[What is needed] Images should be left out, and everything else in the listing reproduced exactly.
"""
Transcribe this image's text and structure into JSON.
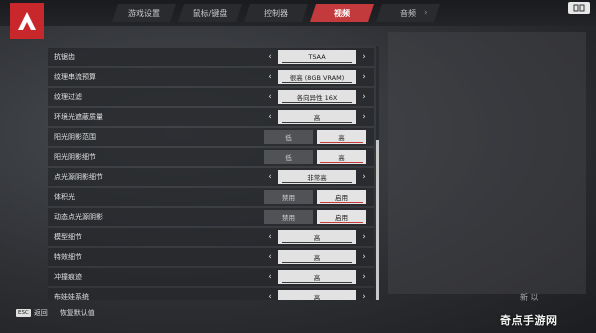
{
  "tabs": [
    "游戏设置",
    "鼠标/键盘",
    "控制器",
    "视频",
    "音频"
  ],
  "active_tab": "视频",
  "settings": [
    {
      "label": "抗锯齿",
      "type": "select",
      "value": "TSAA"
    },
    {
      "label": "纹理串流预算",
      "type": "select",
      "value": "很高 (8GB VRAM)"
    },
    {
      "label": "纹理过滤",
      "type": "select",
      "value": "各向异性 16X"
    },
    {
      "label": "环境光遮蔽质量",
      "type": "select",
      "value": "高"
    },
    {
      "label": "阳光阴影范围",
      "type": "toggle",
      "options": [
        "低",
        "高"
      ],
      "selected": 1
    },
    {
      "label": "阳光阴影细节",
      "type": "toggle",
      "options": [
        "低",
        "高"
      ],
      "selected": 1
    },
    {
      "label": "点光源阴影细节",
      "type": "select",
      "value": "非常高"
    },
    {
      "label": "体积光",
      "type": "toggle",
      "options": [
        "禁用",
        "启用"
      ],
      "selected": 1
    },
    {
      "label": "动态点光源阴影",
      "type": "toggle",
      "options": [
        "禁用",
        "启用"
      ],
      "selected": 1
    },
    {
      "label": "模型细节",
      "type": "select",
      "value": "高"
    },
    {
      "label": "特效细节",
      "type": "select",
      "value": "高"
    },
    {
      "label": "冲撞痕迹",
      "type": "select",
      "value": "高"
    },
    {
      "label": "布娃娃系统",
      "type": "select",
      "value": "高"
    }
  ],
  "bottom": {
    "esc_key": "ESC",
    "back_label": "返回",
    "reset_label": "恢复默认值"
  },
  "corner_text": "新 以",
  "watermark": "奇点手游网",
  "accent_color": "#c23a3c"
}
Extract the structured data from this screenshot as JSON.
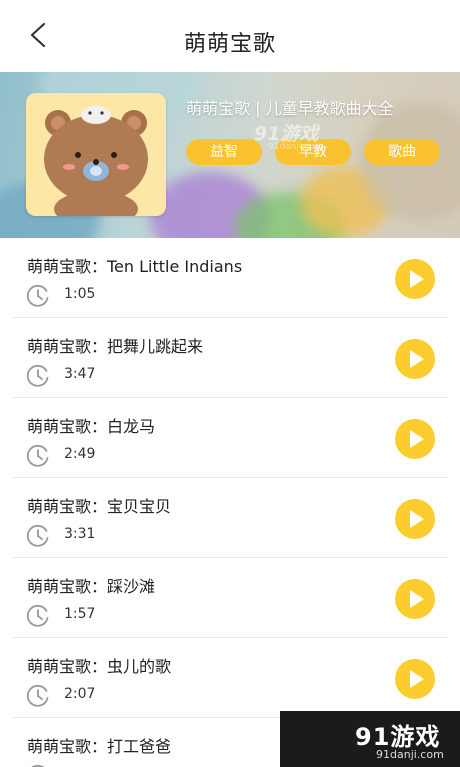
{
  "header": {
    "title": "萌萌宝歌",
    "back_icon": "chevron-left-icon"
  },
  "album": {
    "name": "萌萌宝歌 | 儿童早教歌曲大全",
    "cover_icon": "bear-cover-art",
    "tags": [
      "益智",
      "早教",
      "歌曲"
    ],
    "tag_color": "#f9c22e"
  },
  "watermark": {
    "text": "91游戏",
    "sub": "91danji.com"
  },
  "songs": [
    {
      "title": "萌萌宝歌：Ten Little Indians",
      "duration": "1:05"
    },
    {
      "title": "萌萌宝歌：把舞儿跳起来",
      "duration": "3:47"
    },
    {
      "title": "萌萌宝歌：白龙马",
      "duration": "2:49"
    },
    {
      "title": "萌萌宝歌：宝贝宝贝",
      "duration": "3:31"
    },
    {
      "title": "萌萌宝歌：踩沙滩",
      "duration": "1:57"
    },
    {
      "title": "萌萌宝歌：虫儿的歌",
      "duration": "2:07"
    },
    {
      "title": "萌萌宝歌：打工爸爸",
      "duration": ""
    }
  ],
  "play_color": "#fccb2d",
  "corner_logo": {
    "brand": "91游戏",
    "site": "91danji.com"
  }
}
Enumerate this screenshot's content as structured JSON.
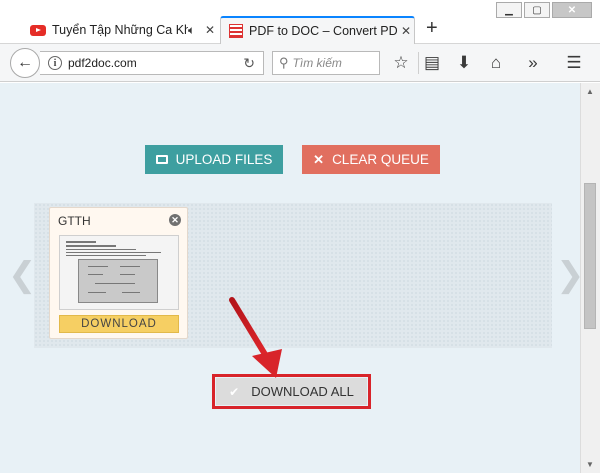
{
  "browser": {
    "tabs": [
      {
        "title": "Tuyển Tập Những Ca Khúc",
        "icon": "youtube-icon",
        "audio": "speaker-icon"
      },
      {
        "title": "PDF to DOC – Convert PDF to",
        "icon": "pdf2doc-favicon"
      }
    ],
    "new_tab": "+",
    "url": "pdf2doc.com",
    "search_placeholder": "Tìm kiếm"
  },
  "page": {
    "upload_label": "UPLOAD FILES",
    "clear_label": "CLEAR QUEUE",
    "file_card": {
      "name": "GTTH",
      "download_label": "DOWNLOAD"
    },
    "download_all_label": "DOWNLOAD ALL",
    "nav_prev": "❮",
    "nav_next": "❯"
  },
  "colors": {
    "upload": "#3e9fa0",
    "clear": "#e16f5f",
    "download": "#f6cf63",
    "highlight": "#d8242a"
  }
}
"""
[Task result]
Transcribe this image's text and structure into JSON.
{
  "tabs": [
    "游戏设置",
    "鼠标/键盘",
    "控制器",
    "视频",
    "音频"
  ],
  "active_tab": "视频",
  "settings": [
    {
      "label": "抗锯齿",
      "type": "select",
      "value": "TSAA"
    },
    {
      "label": "纹理串流预算",
      "type": "select",
      "value": "很高 (8GB VRAM)"
    },
    {
      "label": "纹理过滤",
      "type": "select",
      "value": "各向异性 16X"
    },
    {
      "label": "环境光遮蔽质量",
      "type": "select",
      "value": "高"
    },
    {
      "label": "阳光阴影范围",
      "type": "toggle",
      "options": [
        "低",
        "高"
      ],
      "selected": 1
    },
    {
      "label": "阳光阴影细节",
      "type": "toggle",
      "options": [
        "低",
        "高"
      ],
      "selected": 1
    },
    {
      "label": "点光源阴影细节",
      "type": "select",
      "value": "非常高"
    },
    {
      "label": "体积光",
      "type": "toggle",
      "options": [
        "禁用",
        "启用"
      ],
      "selected": 1
    },
    {
      "label": "动态点光源阴影",
      "type": "toggle",
      "options": [
        "禁用",
        "启用"
      ],
      "selected": 1
    },
    {
      "label": "模型细节",
      "type": "select",
      "value": "高"
    },
    {
      "label": "特效细节",
      "type": "select",
      "value": "高"
    },
    {
      "label": "冲撞痕迹",
      "type": "select",
      "value": "高"
    },
    {
      "label": "布娃娃系统",
      "type": "select",
      "value": "高"
    }
  ],
  "bottom": {
    "esc_key": "ESC",
    "back_label": "返回",
    "reset_label": "恢复默认值"
  },
  "corner_text": "新 以",
  "watermark": "奇点手游网",
  "accent_color": "#c23a3c"
}
Extract the structured data from this screenshot as JSON.
{
  "header": {
    "title": "萌萌宝歌",
    "back_icon": "chevron-left-icon"
  },
  "album": {
    "name": "萌萌宝歌 | 儿童早教歌曲大全",
    "cover_icon": "bear-cover-art",
    "tags": [
      "益智",
      "早教",
      "歌曲"
    ],
    "tag_color": "#f9c22e"
  },
  "watermark": {
    "text": "91游戏",
    "sub": "91danji.com"
  },
  "songs": [
    {
      "title": "萌萌宝歌：Ten Little Indians",
      "duration": "1:05"
    },
    {
      "title": "萌萌宝歌：把舞儿跳起来",
      "duration": "3:47"
    },
    {
      "title": "萌萌宝歌：白龙马",
      "duration": "2:49"
    },
    {
      "title": "萌萌宝歌：宝贝宝贝",
      "duration": "3:31"
    },
    {
      "title": "萌萌宝歌：踩沙滩",
      "duration": "1:57"
    },
    {
      "title": "萌萌宝歌：虫儿的歌",
      "duration": "2:07"
    },
    {
      "title": "萌萌宝歌：打工爸爸",
      "duration": ""
    }
  ],
  "play_color": "#fccb2d",
  "corner_logo": {
    "brand": "91游戏",
    "site": "91danji.com"
  }
}
Enumerate this screenshot's content as structured JSON.
{
  "browser": {
    "tabs": [
      {
        "title": "Tuyển Tập Những Ca Khúc",
        "icon": "youtube-icon",
        "audio": "speaker-icon"
      },
      {
        "title": "PDF to DOC – Convert PDF to",
        "icon": "pdf2doc-favicon"
      }
    ],
    "new_tab": "+",
    "url": "pdf2doc.com",
    "search_placeholder": "Tìm kiếm"
  },
  "page": {
    "upload_label": "UPLOAD FILES",
    "clear_label": "CLEAR QUEUE",
    "file_card": {
      "name": "GTTH",
      "download_label": "DOWNLOAD"
    },
    "download_all_label": "DOWNLOAD ALL",
    "nav_prev": "❮",
    "nav_next": "❯"
  },
  "colors": {
    "upload": "#3e9fa0",
    "clear": "#e16f5f",
    "download": "#f6cf63",
    "highlight": "#d8242a"
  }
}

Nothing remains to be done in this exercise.